> PROBLEM
Keep only the lines of the listing that include the word "Indonesia", and copy them.

> Data excerpts
....

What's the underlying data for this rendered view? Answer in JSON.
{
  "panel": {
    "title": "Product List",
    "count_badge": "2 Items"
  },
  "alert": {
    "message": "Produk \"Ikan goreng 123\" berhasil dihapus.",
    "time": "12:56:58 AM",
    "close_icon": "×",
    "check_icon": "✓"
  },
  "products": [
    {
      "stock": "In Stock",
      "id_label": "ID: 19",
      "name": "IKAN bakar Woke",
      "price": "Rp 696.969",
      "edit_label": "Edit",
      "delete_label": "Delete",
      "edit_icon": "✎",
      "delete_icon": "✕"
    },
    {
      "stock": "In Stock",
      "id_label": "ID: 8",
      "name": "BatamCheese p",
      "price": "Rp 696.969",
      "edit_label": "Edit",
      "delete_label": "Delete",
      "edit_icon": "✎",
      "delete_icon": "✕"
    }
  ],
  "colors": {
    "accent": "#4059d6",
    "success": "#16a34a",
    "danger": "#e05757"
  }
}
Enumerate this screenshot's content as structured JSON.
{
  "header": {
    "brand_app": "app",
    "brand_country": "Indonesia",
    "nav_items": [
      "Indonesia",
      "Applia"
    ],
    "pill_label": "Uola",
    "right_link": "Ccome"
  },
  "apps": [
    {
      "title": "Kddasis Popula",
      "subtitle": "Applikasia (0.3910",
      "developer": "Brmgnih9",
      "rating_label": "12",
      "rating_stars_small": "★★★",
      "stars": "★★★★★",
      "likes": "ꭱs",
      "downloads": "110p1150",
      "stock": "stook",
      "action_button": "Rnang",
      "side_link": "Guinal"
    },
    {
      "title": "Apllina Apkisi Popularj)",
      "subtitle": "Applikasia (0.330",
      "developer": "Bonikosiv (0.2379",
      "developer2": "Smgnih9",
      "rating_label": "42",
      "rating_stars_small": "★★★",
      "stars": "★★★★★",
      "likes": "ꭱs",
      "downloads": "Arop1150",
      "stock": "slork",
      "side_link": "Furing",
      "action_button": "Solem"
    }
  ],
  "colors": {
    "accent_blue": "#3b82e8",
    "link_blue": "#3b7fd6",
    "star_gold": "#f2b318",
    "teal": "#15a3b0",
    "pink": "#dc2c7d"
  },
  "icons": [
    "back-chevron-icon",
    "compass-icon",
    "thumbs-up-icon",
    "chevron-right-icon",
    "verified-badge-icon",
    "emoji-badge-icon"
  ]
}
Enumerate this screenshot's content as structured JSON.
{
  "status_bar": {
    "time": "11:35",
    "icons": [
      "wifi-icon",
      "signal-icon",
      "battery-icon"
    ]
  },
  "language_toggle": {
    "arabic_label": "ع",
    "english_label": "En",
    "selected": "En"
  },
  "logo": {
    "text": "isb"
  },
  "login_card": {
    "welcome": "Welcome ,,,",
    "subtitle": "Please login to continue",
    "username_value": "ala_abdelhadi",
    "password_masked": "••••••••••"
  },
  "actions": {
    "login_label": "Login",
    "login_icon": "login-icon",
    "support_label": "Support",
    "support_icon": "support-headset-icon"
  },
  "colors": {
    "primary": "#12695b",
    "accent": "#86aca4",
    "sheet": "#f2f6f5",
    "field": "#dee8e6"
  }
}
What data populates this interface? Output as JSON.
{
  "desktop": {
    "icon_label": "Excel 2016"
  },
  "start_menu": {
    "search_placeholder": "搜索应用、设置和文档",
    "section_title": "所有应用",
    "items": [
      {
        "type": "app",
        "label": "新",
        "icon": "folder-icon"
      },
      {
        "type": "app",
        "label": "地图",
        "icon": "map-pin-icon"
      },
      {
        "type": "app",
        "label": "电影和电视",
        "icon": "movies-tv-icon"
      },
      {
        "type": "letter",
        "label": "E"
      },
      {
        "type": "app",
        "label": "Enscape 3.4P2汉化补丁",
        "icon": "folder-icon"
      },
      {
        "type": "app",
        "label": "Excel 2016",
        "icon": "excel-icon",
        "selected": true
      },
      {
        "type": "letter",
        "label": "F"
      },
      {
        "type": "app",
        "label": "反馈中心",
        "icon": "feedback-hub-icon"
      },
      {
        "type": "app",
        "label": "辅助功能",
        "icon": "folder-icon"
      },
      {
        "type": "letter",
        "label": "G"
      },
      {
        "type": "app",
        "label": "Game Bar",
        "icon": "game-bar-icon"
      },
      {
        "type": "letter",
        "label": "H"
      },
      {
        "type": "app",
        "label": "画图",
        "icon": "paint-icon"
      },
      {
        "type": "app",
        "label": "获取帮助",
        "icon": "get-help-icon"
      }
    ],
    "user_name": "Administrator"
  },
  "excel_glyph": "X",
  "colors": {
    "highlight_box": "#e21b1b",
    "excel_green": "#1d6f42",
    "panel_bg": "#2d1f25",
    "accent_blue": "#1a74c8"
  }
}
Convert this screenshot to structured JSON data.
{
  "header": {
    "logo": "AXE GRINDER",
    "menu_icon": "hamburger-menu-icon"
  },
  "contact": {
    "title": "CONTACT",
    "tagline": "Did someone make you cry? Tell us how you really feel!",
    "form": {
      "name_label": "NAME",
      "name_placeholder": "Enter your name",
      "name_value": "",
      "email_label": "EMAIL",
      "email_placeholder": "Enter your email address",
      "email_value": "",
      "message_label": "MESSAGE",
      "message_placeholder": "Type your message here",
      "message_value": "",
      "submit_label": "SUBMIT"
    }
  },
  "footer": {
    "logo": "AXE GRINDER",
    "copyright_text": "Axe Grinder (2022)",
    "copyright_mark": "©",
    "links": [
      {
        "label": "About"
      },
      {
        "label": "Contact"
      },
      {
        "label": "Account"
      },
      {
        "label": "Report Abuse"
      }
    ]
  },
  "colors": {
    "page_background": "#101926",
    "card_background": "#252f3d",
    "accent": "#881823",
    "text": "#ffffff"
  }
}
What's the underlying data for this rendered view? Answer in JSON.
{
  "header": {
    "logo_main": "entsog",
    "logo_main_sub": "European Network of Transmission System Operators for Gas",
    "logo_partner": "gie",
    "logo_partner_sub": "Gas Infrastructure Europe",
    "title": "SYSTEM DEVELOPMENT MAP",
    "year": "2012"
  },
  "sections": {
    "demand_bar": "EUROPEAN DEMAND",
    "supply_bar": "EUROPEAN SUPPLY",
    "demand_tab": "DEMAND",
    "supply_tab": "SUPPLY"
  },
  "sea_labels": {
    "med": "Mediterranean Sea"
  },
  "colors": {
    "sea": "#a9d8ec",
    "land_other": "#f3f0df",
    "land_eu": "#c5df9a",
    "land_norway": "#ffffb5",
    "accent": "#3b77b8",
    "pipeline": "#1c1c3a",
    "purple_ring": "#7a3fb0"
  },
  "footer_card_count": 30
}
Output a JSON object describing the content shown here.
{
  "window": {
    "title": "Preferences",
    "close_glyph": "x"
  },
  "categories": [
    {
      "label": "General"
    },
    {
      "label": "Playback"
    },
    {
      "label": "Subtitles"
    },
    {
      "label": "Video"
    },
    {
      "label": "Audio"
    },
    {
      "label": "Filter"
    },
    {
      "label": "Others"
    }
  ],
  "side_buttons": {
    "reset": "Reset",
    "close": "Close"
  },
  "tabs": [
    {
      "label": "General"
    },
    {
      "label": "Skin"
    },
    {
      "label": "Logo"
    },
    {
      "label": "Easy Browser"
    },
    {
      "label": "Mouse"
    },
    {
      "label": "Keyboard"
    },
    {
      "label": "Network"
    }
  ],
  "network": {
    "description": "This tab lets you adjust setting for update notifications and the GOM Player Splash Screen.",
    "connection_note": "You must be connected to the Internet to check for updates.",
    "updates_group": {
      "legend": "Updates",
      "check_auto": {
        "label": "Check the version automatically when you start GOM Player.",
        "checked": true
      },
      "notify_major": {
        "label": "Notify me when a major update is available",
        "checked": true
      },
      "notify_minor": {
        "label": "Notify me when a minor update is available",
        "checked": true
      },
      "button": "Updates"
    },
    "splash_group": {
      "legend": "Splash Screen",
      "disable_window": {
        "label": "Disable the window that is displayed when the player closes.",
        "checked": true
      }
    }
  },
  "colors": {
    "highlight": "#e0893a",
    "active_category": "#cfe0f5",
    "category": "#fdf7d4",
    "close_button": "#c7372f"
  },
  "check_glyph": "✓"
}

....

> ANSWER BELOW
    "brand_country": "Indonesia",
      "Indonesia",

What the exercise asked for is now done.